- What to produce
Report how many lines contain "annualized"; state the number and nothing else.

[Dataset items]
====

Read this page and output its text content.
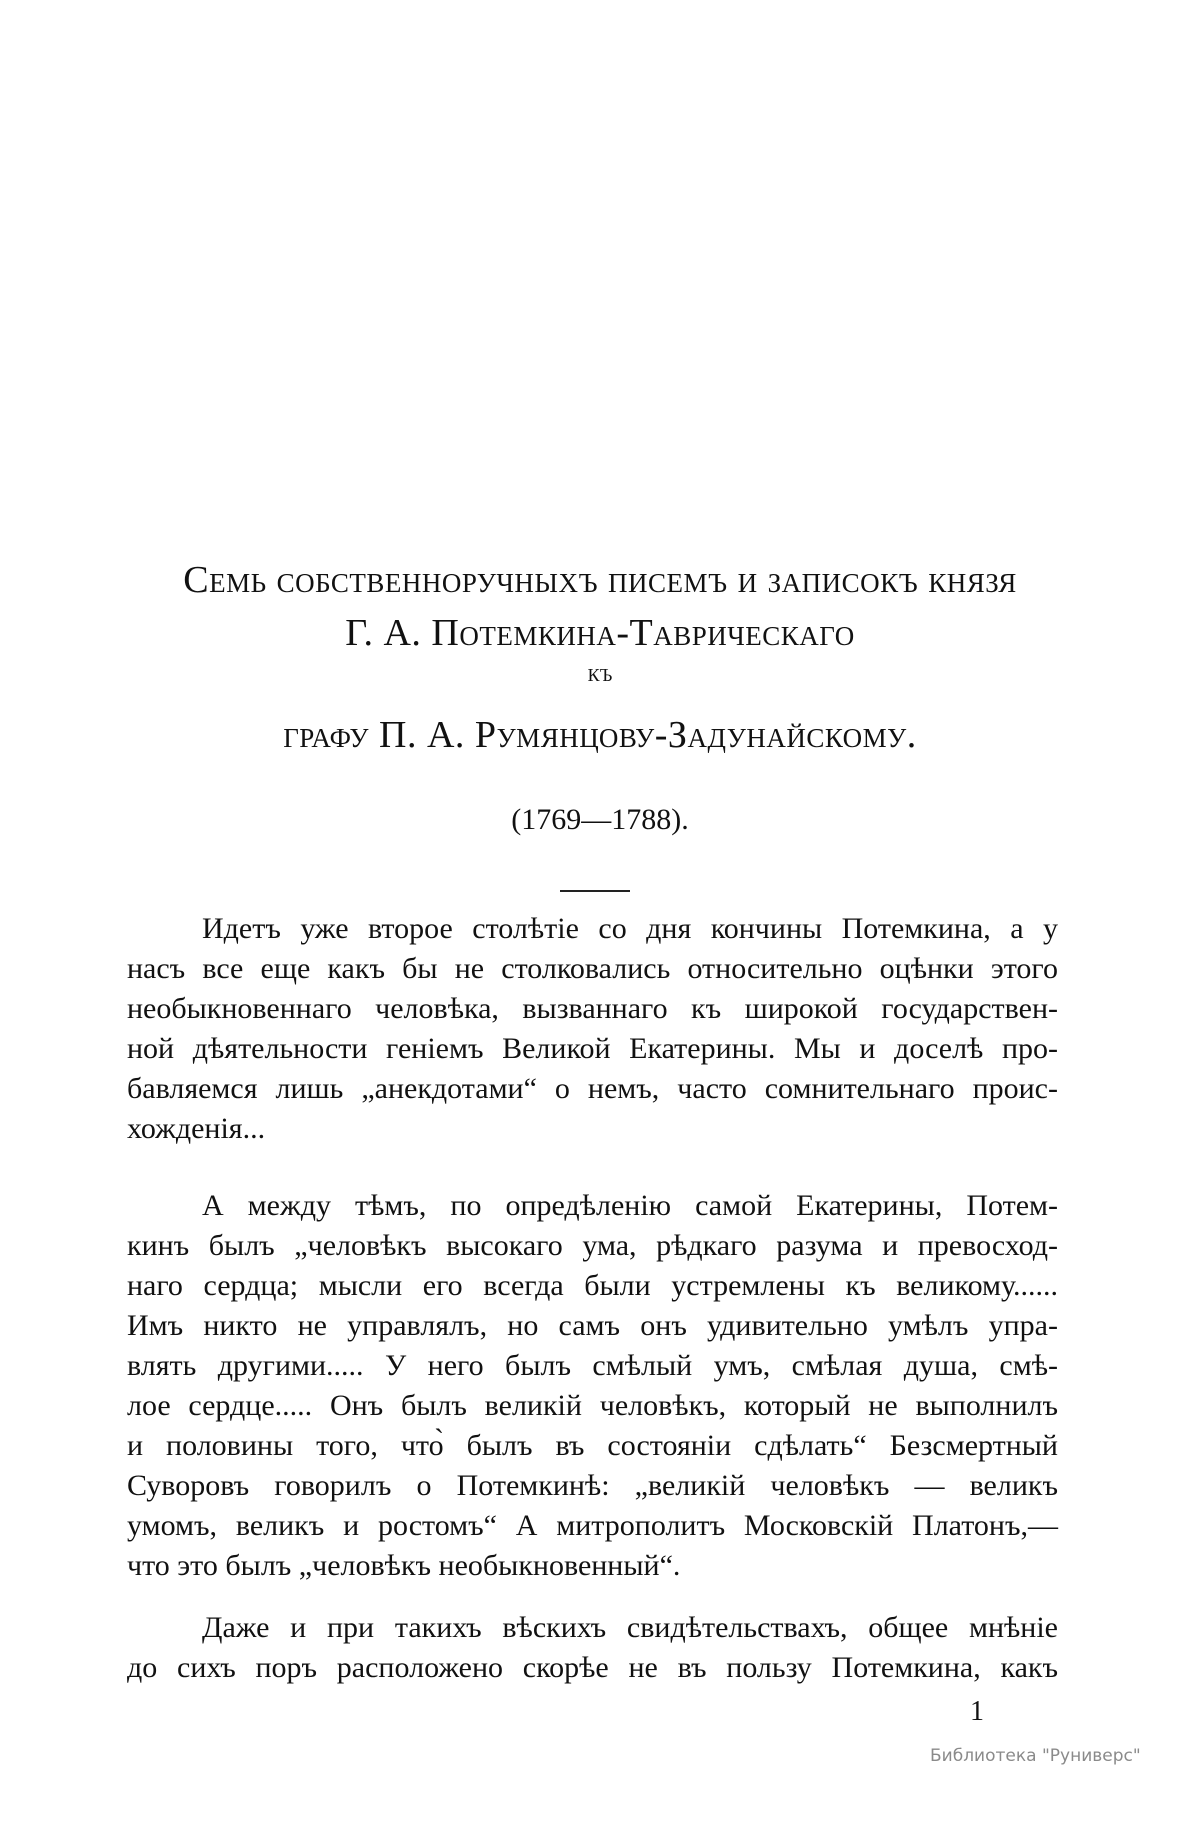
Семь собственноручныхъ писемъ и записокъ князя
Г. А. Потемкина-Таврическаго
къ
графу П. А. Румянцову-Задунайскому.
(1769—1788).
Идетъ уже второе столѣтіе со дня кончины Потемкина, а у
насъ все еще какъ бы не столковались относительно оцѣнки этого
необыкновеннаго человѣка, вызваннаго къ широкой государствен-
ной дѣятельности геніемъ Великой Екатерины. Мы и доселѣ про-
бавляемся лишь „анекдотами“ о немъ, часто сомнительнаго проис-
хожденія...
А между тѣмъ, по опредѣленію самой Екатерины, Потем-
кинъ былъ „человѣкъ высокаго ума, рѣдкаго разума и превосход-
наго сердца; мысли его всегда были устремлены къ великому......
Имъ никто не управлялъ, но самъ онъ удивительно умѣлъ упра-
влять другими..... У него былъ смѣлый умъ, смѣлая душа, смѣ-
лое сердце..... Онъ былъ великій человѣкъ, который не выполнилъ
и половины того, что̀ былъ въ состояніи сдѣлать“ Безсмертный
Суворовъ говорилъ о Потемкинѣ: „великій человѣкъ — великъ
умомъ, великъ и ростомъ“ А митрополитъ Московскій Платонъ,—
что это былъ „человѣкъ необыкновенный“.
Даже и при такихъ вѣскихъ свидѣтельствахъ, общее мнѣніе
до сихъ поръ расположено скорѣе не въ пользу Потемкина, какъ
1
Библиотека "Руниверс"
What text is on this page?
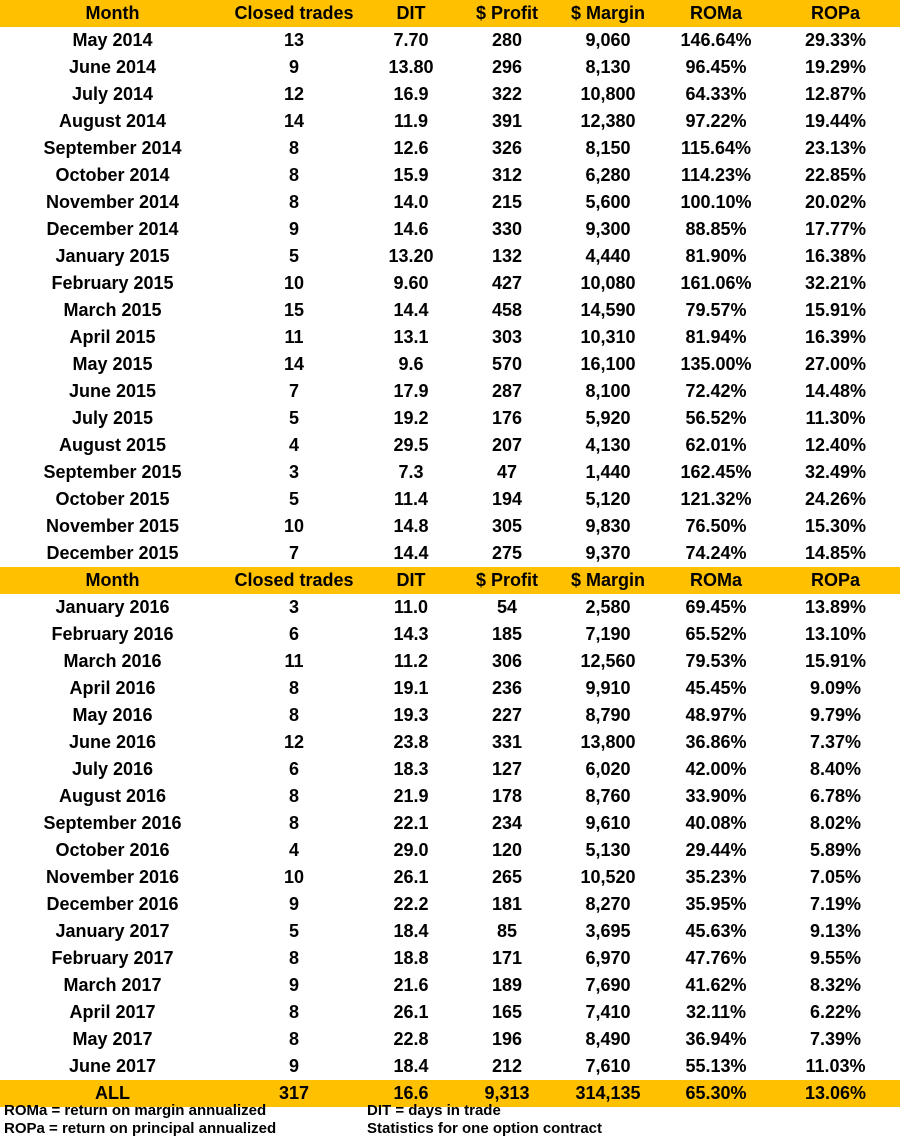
Month	Closed trades	DIT	$ Profit	$ Margin	ROMa	ROPa
May 2014	13	7.70	280	9,060	146.64%	29.33%
June 2014	9	13.80	296	8,130	96.45%	19.29%
July 2014	12	16.9	322	10,800	64.33%	12.87%
August 2014	14	11.9	391	12,380	97.22%	19.44%
September 2014	8	12.6	326	8,150	115.64%	23.13%
October 2014	8	15.9	312	6,280	114.23%	22.85%
November 2014	8	14.0	215	5,600	100.10%	20.02%
December 2014	9	14.6	330	9,300	88.85%	17.77%
January 2015	5	13.20	132	4,440	81.90%	16.38%
February 2015	10	9.60	427	10,080	161.06%	32.21%
March 2015	15	14.4	458	14,590	79.57%	15.91%
April 2015	11	13.1	303	10,310	81.94%	16.39%
May 2015	14	9.6	570	16,100	135.00%	27.00%
June 2015	7	17.9	287	8,100	72.42%	14.48%
July 2015	5	19.2	176	5,920	56.52%	11.30%
August 2015	4	29.5	207	4,130	62.01%	12.40%
September 2015	3	7.3	47	1,440	162.45%	32.49%
October 2015	5	11.4	194	5,120	121.32%	24.26%
November 2015	10	14.8	305	9,830	76.50%	15.30%
December 2015	7	14.4	275	9,370	74.24%	14.85%
Month	Closed trades	DIT	$ Profit	$ Margin	ROMa	ROPa
January 2016	3	11.0	54	2,580	69.45%	13.89%
February 2016	6	14.3	185	7,190	65.52%	13.10%
March 2016	11	11.2	306	12,560	79.53%	15.91%
April 2016	8	19.1	236	9,910	45.45%	9.09%
May 2016	8	19.3	227	8,790	48.97%	9.79%
June 2016	12	23.8	331	13,800	36.86%	7.37%
July 2016	6	18.3	127	6,020	42.00%	8.40%
August 2016	8	21.9	178	8,760	33.90%	6.78%
September 2016	8	22.1	234	9,610	40.08%	8.02%
October 2016	4	29.0	120	5,130	29.44%	5.89%
November 2016	10	26.1	265	10,520	35.23%	7.05%
December 2016	9	22.2	181	8,270	35.95%	7.19%
January 2017	5	18.4	85	3,695	45.63%	9.13%
February 2017	8	18.8	171	6,970	47.76%	9.55%
March 2017	9	21.6	189	7,690	41.62%	8.32%
April 2017	8	26.1	165	7,410	32.11%	6.22%
May 2017	8	22.8	196	8,490	36.94%	7.39%
June 2017	9	18.4	212	7,610	55.13%	11.03%
ALL	317	16.6	9,313	314,135	65.30%	13.06%
ROMa = return on margin annualized
ROPa = return on principal annualized
DIT = days in trade
Statistics for one option contract
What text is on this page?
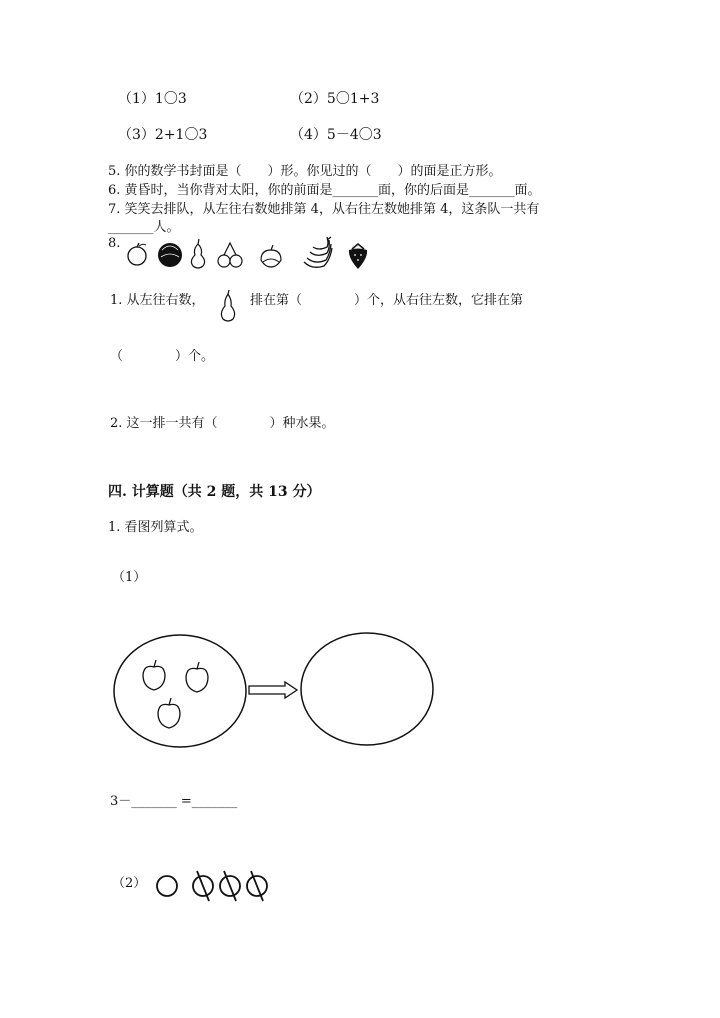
（1）1〇3	（2）5〇1+3
（3）2+1〇3	（4）5－4〇3
5. 你的数学书封面是（　　）形。你见过的（　　）的面是正方形。
6. 黄昏时，当你背对太阳，你的前面是_______面，你的后面是_______面。
7. 笑笑去排队，从左往右数她排第 4，从右往左数她排第 4，这条队一共有
_______人。
8.
1. 从左往右数，	排在第（　　　　）个，从右往左数，它排在第
（　　　　）个。
2. 这一排一共有（　　　　）种水果。
四. 计算题（共 2 题，共 13 分）
1. 看图列算式。
（1）
3－_______ =_______
（2）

====

- Problem solution
2